>> Start RECORDS TO PROCESS

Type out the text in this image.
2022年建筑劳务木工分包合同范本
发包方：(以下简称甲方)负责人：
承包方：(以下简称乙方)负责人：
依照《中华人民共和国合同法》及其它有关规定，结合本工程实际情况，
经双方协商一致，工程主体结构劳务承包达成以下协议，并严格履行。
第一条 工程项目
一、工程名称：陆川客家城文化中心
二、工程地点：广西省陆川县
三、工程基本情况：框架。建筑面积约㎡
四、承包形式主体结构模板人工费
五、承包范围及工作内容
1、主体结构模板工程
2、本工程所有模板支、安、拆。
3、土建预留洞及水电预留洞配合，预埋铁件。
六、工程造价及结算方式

>> End RECORDS TO PROCESS

TASK DESCRIPTION: Copy the data above exactly. Every line must be included.

PROBLEM SOLUTION:
Type out the text in this image.
2022年建筑劳务木工分包合同范本
发包方：(以下简称甲方)负责人：
承包方：(以下简称乙方)负责人：
依照《中华人民共和国合同法》及其它有关规定，结合本工程实际情况，
经双方协商一致，工程主体结构劳务承包达成以下协议，并严格履行。
第一条 工程项目
一、工程名称：陆川客家城文化中心
二、工程地点：广西省陆川县
三、工程基本情况：框架。建筑面积约㎡
四、承包形式主体结构模板人工费
五、承包范围及工作内容
1、主体结构模板工程
2、本工程所有模板支、安、拆。
3、土建预留洞及水电预留洞配合，预埋铁件。
六、工程造价及结算方式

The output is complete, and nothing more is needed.